# START OF Recorded data

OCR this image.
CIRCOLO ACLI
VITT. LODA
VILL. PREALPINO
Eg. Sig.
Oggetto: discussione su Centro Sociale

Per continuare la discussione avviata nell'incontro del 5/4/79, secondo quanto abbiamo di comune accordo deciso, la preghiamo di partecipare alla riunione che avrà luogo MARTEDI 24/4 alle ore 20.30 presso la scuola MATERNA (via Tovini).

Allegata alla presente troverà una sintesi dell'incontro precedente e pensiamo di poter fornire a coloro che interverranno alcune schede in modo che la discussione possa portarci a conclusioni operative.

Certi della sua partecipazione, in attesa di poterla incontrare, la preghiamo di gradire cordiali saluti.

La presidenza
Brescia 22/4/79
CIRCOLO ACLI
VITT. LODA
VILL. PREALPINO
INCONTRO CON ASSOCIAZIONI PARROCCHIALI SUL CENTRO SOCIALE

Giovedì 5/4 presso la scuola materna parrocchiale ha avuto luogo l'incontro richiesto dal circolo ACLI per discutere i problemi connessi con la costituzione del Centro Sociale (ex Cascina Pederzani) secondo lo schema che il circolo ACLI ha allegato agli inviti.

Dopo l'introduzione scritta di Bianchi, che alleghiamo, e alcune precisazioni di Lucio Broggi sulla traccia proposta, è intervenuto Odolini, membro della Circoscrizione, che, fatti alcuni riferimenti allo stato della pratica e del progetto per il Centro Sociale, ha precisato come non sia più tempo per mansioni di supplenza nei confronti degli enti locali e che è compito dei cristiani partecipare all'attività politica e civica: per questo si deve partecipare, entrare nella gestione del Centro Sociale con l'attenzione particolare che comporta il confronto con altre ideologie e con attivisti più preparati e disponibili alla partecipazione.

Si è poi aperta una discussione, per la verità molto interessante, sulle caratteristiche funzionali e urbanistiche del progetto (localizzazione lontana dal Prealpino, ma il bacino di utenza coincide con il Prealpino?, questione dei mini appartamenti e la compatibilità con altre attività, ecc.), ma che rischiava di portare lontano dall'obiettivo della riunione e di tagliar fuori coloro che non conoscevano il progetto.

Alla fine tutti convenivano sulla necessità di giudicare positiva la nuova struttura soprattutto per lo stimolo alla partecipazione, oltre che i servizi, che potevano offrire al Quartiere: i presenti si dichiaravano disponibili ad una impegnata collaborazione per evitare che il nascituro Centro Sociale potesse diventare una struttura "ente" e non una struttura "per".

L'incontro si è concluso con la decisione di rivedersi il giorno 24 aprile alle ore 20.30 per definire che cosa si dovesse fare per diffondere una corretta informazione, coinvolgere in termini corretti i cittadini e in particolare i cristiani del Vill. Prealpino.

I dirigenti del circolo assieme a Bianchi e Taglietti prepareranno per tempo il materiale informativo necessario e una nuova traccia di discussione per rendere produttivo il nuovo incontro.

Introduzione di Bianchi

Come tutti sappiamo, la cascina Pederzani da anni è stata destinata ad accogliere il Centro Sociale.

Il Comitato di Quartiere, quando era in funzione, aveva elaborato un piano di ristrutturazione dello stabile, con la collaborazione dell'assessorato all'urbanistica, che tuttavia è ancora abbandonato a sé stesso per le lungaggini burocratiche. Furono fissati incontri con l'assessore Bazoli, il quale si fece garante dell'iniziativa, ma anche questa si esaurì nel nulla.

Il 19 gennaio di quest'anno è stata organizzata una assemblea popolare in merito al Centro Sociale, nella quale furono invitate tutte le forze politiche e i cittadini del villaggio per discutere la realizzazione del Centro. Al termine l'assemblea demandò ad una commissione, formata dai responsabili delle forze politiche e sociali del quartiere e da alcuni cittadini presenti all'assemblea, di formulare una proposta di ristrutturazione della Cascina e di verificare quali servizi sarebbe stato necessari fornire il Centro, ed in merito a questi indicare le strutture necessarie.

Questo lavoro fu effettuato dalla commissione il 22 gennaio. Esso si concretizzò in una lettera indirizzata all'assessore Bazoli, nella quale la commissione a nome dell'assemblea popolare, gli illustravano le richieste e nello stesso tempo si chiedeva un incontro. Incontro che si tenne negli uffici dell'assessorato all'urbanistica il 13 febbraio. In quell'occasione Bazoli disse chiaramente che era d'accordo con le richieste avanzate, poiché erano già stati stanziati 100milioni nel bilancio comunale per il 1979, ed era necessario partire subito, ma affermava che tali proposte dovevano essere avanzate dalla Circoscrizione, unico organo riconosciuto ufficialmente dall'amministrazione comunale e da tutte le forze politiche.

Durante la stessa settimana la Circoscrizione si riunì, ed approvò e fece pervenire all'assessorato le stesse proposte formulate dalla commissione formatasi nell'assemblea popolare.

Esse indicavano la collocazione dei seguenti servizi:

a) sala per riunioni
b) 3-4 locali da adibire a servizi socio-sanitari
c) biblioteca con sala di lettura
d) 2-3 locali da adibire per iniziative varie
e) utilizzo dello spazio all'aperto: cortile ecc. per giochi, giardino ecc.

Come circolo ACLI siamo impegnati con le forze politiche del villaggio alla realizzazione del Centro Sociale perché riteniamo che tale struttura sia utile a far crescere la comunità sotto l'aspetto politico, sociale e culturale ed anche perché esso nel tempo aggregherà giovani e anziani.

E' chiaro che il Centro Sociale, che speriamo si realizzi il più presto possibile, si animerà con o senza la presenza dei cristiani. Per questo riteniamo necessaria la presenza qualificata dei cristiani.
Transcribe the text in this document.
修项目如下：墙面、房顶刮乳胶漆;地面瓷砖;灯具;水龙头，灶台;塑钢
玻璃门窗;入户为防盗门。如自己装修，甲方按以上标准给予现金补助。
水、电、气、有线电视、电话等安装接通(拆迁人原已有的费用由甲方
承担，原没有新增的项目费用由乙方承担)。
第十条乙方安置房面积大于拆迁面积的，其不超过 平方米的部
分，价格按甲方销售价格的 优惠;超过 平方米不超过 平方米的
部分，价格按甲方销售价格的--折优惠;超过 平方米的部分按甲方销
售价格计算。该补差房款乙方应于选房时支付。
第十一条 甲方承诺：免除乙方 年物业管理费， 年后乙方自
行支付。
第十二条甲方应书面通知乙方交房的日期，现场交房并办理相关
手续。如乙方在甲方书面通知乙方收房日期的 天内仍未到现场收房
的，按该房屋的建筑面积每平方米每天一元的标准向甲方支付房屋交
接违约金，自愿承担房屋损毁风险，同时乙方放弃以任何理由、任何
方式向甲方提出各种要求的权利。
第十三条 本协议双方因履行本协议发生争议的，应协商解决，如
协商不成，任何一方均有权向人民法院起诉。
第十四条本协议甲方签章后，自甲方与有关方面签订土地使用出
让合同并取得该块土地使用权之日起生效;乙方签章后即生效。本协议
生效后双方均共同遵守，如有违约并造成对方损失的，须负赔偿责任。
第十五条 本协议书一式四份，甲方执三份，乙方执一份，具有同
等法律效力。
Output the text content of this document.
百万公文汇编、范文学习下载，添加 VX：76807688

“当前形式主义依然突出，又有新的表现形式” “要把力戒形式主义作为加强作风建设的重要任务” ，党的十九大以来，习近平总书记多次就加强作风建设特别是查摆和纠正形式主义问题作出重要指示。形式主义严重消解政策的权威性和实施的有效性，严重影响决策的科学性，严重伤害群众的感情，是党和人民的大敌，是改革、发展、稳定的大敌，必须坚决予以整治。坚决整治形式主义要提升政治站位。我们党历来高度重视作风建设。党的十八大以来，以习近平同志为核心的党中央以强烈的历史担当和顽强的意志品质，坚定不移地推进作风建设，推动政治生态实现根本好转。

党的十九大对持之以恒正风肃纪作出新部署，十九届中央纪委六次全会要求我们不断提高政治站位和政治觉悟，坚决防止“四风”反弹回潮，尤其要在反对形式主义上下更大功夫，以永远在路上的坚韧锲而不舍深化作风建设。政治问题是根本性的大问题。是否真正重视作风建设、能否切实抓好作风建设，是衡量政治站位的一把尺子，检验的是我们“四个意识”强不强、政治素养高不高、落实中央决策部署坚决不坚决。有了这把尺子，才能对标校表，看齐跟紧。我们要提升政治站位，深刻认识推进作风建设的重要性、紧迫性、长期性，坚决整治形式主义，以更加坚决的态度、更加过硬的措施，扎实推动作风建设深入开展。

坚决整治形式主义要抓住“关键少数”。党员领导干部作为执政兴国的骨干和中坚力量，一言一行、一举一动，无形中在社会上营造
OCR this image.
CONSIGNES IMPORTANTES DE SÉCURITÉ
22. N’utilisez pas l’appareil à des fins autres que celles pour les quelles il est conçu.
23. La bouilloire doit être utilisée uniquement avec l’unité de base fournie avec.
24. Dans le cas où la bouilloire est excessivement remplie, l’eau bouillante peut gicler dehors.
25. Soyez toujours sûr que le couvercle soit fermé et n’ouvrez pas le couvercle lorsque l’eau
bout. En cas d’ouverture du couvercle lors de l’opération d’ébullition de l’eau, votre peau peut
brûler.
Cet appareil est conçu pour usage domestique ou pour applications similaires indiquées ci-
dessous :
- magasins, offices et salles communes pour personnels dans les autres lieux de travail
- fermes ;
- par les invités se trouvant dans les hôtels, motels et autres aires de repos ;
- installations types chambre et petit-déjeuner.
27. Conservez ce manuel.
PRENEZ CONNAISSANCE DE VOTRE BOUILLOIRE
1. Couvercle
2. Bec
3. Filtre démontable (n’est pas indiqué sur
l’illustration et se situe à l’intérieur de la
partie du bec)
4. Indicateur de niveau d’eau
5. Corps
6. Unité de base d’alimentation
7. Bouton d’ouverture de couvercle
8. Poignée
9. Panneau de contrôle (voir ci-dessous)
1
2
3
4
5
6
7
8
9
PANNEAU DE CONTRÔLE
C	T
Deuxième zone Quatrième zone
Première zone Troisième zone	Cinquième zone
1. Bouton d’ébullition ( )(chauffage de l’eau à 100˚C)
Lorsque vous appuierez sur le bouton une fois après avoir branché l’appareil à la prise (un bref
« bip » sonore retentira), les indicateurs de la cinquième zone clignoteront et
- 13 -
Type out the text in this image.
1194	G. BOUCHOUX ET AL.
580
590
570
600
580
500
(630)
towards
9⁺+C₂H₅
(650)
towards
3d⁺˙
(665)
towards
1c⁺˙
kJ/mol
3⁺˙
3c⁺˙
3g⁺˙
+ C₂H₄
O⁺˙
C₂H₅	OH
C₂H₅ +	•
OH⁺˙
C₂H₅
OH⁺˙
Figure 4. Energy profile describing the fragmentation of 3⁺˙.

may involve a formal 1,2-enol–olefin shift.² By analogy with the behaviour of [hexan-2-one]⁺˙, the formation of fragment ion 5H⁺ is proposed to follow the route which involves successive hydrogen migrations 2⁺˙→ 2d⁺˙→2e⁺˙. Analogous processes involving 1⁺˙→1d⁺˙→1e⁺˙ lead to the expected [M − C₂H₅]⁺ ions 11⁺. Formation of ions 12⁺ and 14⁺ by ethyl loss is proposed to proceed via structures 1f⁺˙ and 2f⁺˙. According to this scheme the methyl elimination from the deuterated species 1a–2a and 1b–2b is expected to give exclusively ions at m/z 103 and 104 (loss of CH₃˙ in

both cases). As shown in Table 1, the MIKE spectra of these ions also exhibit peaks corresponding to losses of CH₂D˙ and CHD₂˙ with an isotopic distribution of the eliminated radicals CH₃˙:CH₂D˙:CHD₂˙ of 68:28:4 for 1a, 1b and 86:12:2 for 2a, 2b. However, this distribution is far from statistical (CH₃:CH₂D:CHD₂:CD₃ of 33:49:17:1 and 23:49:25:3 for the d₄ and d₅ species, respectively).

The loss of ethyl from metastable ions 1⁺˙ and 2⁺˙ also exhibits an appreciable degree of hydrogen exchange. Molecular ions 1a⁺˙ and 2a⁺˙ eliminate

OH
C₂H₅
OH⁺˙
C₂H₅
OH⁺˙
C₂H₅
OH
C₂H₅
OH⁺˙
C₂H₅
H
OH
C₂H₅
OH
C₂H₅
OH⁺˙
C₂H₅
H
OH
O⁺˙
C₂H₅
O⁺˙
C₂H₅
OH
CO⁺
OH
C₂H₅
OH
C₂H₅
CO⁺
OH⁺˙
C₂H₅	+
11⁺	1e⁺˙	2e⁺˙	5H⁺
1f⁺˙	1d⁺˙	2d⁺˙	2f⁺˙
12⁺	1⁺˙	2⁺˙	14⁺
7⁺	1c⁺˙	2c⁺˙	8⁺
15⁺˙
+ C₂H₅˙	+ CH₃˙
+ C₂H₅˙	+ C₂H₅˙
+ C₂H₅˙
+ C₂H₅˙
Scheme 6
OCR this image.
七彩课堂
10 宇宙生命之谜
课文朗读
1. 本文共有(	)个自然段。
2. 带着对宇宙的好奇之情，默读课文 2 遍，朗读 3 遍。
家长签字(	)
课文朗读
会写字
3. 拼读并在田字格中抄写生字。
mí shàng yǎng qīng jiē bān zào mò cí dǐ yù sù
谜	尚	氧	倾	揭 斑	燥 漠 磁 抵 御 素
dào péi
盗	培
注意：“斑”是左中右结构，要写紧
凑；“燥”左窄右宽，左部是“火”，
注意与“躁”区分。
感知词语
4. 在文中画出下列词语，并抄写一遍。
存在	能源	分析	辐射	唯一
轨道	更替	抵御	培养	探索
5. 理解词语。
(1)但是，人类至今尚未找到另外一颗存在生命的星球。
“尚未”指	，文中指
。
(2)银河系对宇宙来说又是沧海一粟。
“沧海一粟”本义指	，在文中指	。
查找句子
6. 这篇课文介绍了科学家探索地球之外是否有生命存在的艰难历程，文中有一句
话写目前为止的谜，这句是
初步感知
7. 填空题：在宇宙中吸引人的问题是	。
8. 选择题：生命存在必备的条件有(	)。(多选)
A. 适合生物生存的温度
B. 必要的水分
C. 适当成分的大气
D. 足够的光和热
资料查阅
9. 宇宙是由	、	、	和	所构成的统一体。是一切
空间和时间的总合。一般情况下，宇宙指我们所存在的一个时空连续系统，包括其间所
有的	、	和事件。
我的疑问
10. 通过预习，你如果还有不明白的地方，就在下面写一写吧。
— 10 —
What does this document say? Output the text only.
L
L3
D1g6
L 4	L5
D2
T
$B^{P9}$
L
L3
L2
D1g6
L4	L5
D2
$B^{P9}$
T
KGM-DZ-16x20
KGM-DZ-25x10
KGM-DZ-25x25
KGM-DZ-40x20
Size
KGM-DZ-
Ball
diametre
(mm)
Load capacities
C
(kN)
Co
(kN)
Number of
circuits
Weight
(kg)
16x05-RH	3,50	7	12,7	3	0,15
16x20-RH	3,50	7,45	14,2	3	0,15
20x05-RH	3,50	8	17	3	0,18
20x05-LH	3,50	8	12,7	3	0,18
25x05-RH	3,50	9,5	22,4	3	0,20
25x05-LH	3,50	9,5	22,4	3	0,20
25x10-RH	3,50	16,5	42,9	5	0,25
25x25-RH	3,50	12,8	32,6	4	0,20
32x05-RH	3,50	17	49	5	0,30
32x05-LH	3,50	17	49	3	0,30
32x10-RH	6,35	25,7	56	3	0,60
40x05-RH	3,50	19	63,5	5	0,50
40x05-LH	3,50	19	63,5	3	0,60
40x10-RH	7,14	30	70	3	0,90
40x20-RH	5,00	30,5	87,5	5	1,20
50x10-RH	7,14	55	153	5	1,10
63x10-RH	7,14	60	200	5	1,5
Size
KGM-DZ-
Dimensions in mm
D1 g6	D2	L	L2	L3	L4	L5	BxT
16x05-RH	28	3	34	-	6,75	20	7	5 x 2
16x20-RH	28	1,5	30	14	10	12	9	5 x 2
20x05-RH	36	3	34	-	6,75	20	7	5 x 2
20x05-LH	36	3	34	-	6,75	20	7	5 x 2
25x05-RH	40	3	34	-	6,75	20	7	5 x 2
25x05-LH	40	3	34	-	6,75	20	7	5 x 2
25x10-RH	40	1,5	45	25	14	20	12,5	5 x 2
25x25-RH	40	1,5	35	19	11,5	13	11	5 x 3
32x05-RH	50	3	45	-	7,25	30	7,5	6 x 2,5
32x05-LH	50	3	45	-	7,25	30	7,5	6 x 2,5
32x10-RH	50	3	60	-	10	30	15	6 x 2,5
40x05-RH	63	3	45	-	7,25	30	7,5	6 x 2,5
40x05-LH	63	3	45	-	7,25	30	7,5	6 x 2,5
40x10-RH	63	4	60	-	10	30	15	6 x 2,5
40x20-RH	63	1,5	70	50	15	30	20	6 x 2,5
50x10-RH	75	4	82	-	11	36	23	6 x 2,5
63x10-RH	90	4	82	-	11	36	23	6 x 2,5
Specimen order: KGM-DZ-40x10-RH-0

# END OF Recorded data

Copy all lines of the material above where the string "servizi" occurs.

#### Solution to the problem:
Alla fine tutti convenivano sulla necessità di giudicare positiva la nuova struttura soprattutto per lo stimolo alla partecipazione, oltre che i servizi, che potevano offrire al Quartiere: i presenti si dichiaravano disponibili ad una impegnata collaborazione per evitare che il nascituro Centro Sociale potesse diventare una struttura "ente" e non una struttura "per".
Il 19 gennaio di quest'anno è stata organizzata una assemblea popolare in merito al Centro Sociale, nella quale furono invitate tutte le forze politiche e i cittadini del villaggio per discutere la realizzazione del Centro. Al termine l'assemblea demandò ad una commissione, formata dai responsabili delle forze politiche e sociali del quartiere e da alcuni cittadini presenti all'assemblea, di formulare una proposta di ristrutturazione della Cascina e di verificare quali servizi sarebbe stato necessari fornire il Centro, ed in merito a questi indicare le strutture necessarie.
Esse indicavano la collocazione dei seguenti servizi:
b) 3-4 locali da adibire a servizi socio-sanitari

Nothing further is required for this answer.